***** Recorded data
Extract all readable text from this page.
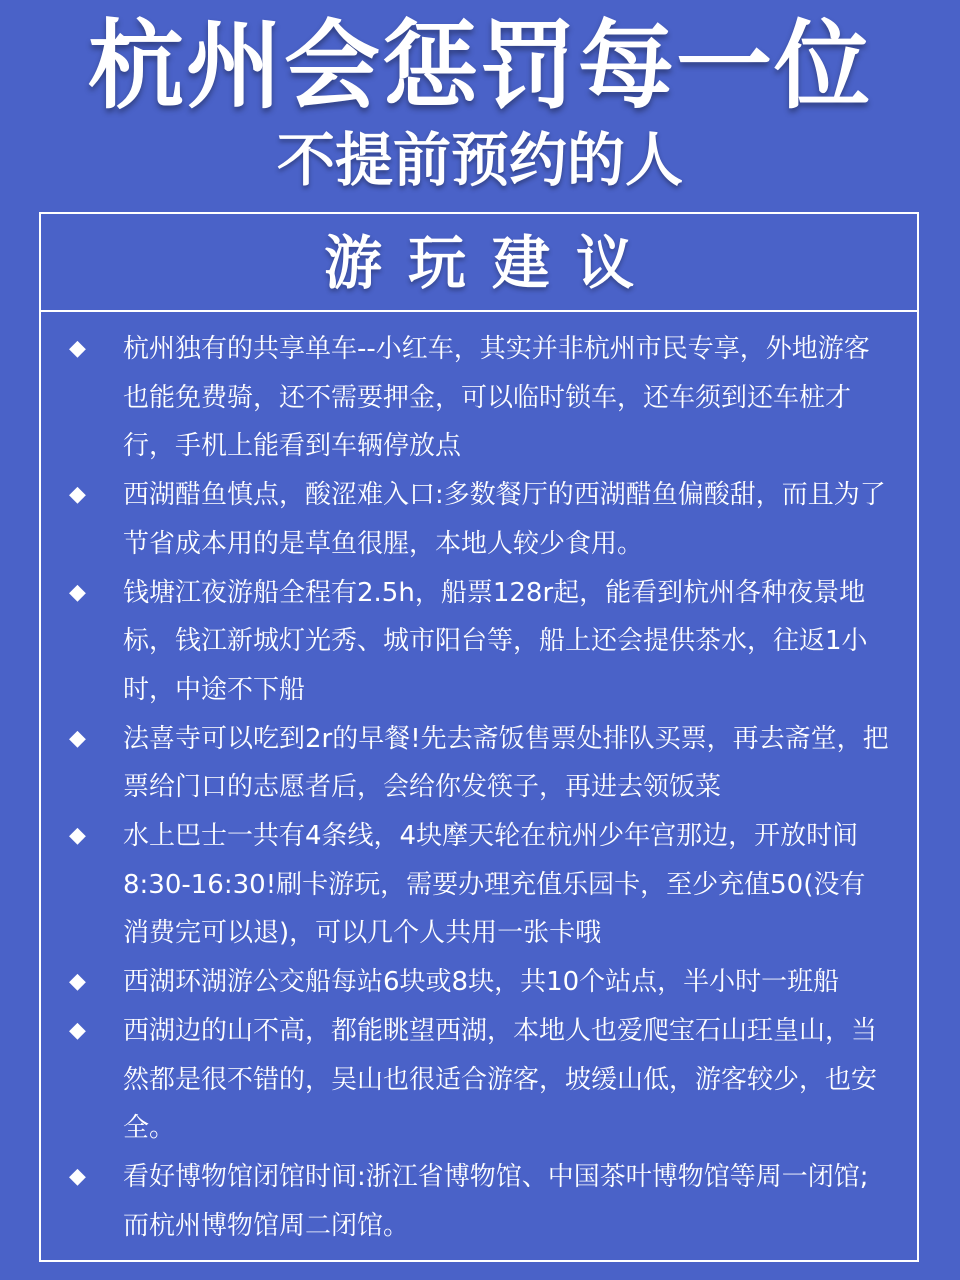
杭州会惩罚每一位
不提前预约的人
游玩建议
◆ 杭州独有的共享单车--小红车，其实并非杭州市民专享，外地游客也能免费骑，还不需要押金，可以临时锁车，还车须到还车桩才行，手机上能看到车辆停放点
◆ 西湖醋鱼慎点，酸涩难入口:多数餐厅的西湖醋鱼偏酸甜，而且为了节省成本用的是草鱼很腥，本地人较少食用。
◆ 钱塘江夜游船全程有2.5h，船票128r起，能看到杭州各种夜景地标，钱江新城灯光秀、城市阳台等，船上还会提供茶水，往返1小时，中途不下船
◆ 法喜寺可以吃到2r的早餐!先去斋饭售票处排队买票，再去斋堂，把票给门口的志愿者后，会给你发筷子，再进去领饭菜
◆ 水上巴士一共有4条线，4块摩天轮在杭州少年宫那边，开放时间8:30-16:30!刷卡游玩，需要办理充值乐园卡，至少充值50(没有消费完可以退)，可以几个人共用一张卡哦
◆ 西湖环湖游公交船每站6块或8块，共10个站点，半小时一班船
◆ 西湖边的山不高，都能眺望西湖，本地人也爱爬宝石山玨皇山，当然都是很不错的，吴山也很适合游客，坡缓山低，游客较少，也安全。
◆ 看好博物馆闭馆时间:浙江省博物馆、中国茶叶博物馆等周一闭馆;而杭州博物馆周二闭馆。
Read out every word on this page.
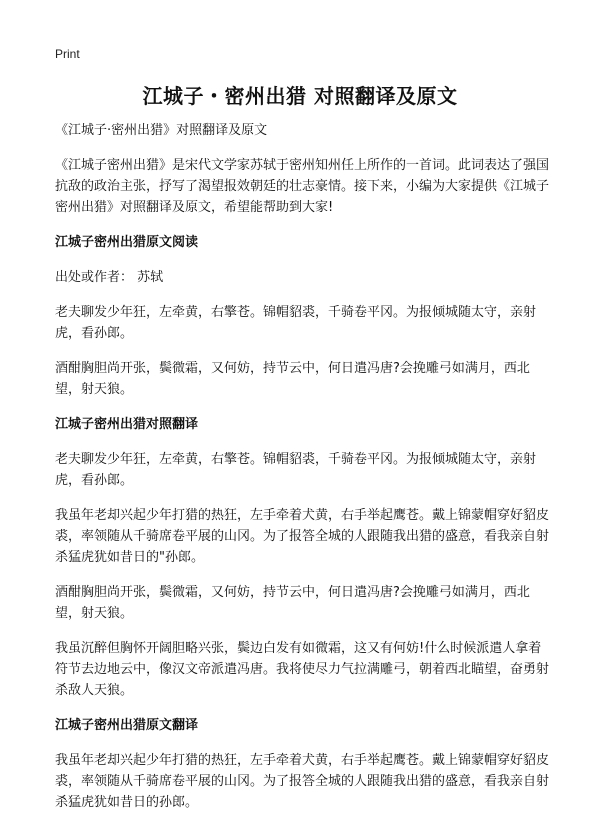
Print
江城子・密州出猎 对照翻译及原文

《江城子·密州出猎》对照翻译及原文

《江城子密州出猎》是宋代文学家苏轼于密州知州任上所作的一首词。此词表达了强国抗敌的政治主张，抒写了渴望报效朝廷的壮志豪情。接下来，小编为大家提供《江城子密州出猎》对照翻译及原文，希望能帮助到大家!

江城子密州出猎原文阅读

出处或作者： 苏轼

老夫聊发少年狂，左牵黄，右擎苍。锦帽貂裘，千骑卷平冈。为报倾城随太守，亲射虎，看孙郎。

酒酣胸胆尚开张，鬓微霜，又何妨，持节云中，何日遣冯唐?会挽雕弓如满月，西北望，射天狼。

江城子密州出猎对照翻译

老夫聊发少年狂，左牵黄，右擎苍。锦帽貂裘，千骑卷平冈。为报倾城随太守，亲射虎，看孙郎。

我虽年老却兴起少年打猎的热狂，左手牵着犬黄，右手举起鹰苍。戴上锦蒙帽穿好貂皮裘，率领随从千骑席卷平展的山冈。为了报答全城的人跟随我出猎的盛意，看我亲自射杀猛虎犹如昔日的"孙郎。

酒酣胸胆尚开张，鬓微霜，又何妨，持节云中，何日遣冯唐?会挽雕弓如满月，西北望，射天狼。

我虽沉醉但胸怀开阔胆略兴张，鬓边白发有如微霜，这又有何妨!什么时候派遣人拿着符节去边地云中，像汉文帝派遣冯唐。我将使尽力气拉满雕弓，朝着西北瞄望，奋勇射杀敌人天狼。

江城子密州出猎原文翻译

我虽年老却兴起少年打猎的热狂，左手牵着犬黄，右手举起鹰苍。戴上锦蒙帽穿好貂皮裘，率领随从千骑席卷平展的山冈。为了报答全城的人跟随我出猎的盛意，看我亲自射杀猛虎犹如昔日的孙郎。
**********
▸ Exercise goal
Make an exact copy of the lines of the records from the line containing "Read out every word on this page." through the final line, both ends included, but not of the pictures.

▸ Solution for this exercise
Read out every word on this page.
Print
江城子・密州出猎 对照翻译及原文

《江城子·密州出猎》对照翻译及原文

《江城子密州出猎》是宋代文学家苏轼于密州知州任上所作的一首词。此词表达了强国抗敌的政治主张，抒写了渴望报效朝廷的壮志豪情。接下来，小编为大家提供《江城子密州出猎》对照翻译及原文，希望能帮助到大家!

江城子密州出猎原文阅读

出处或作者： 苏轼

老夫聊发少年狂，左牵黄，右擎苍。锦帽貂裘，千骑卷平冈。为报倾城随太守，亲射虎，看孙郎。

酒酣胸胆尚开张，鬓微霜，又何妨，持节云中，何日遣冯唐?会挽雕弓如满月，西北望，射天狼。

江城子密州出猎对照翻译

老夫聊发少年狂，左牵黄，右擎苍。锦帽貂裘，千骑卷平冈。为报倾城随太守，亲射虎，看孙郎。

我虽年老却兴起少年打猎的热狂，左手牵着犬黄，右手举起鹰苍。戴上锦蒙帽穿好貂皮裘，率领随从千骑席卷平展的山冈。为了报答全城的人跟随我出猎的盛意，看我亲自射杀猛虎犹如昔日的"孙郎。

酒酣胸胆尚开张，鬓微霜，又何妨，持节云中，何日遣冯唐?会挽雕弓如满月，西北望，射天狼。

我虽沉醉但胸怀开阔胆略兴张，鬓边白发有如微霜，这又有何妨!什么时候派遣人拿着符节去边地云中，像汉文帝派遣冯唐。我将使尽力气拉满雕弓，朝着西北瞄望，奋勇射杀敌人天狼。

江城子密州出猎原文翻译

我虽年老却兴起少年打猎的热狂，左手牵着犬黄，右手举起鹰苍。戴上锦蒙帽穿好貂皮裘，率领随从千骑席卷平展的山冈。为了报答全城的人跟随我出猎的盛意，看我亲自射杀猛虎犹如昔日的孙郎。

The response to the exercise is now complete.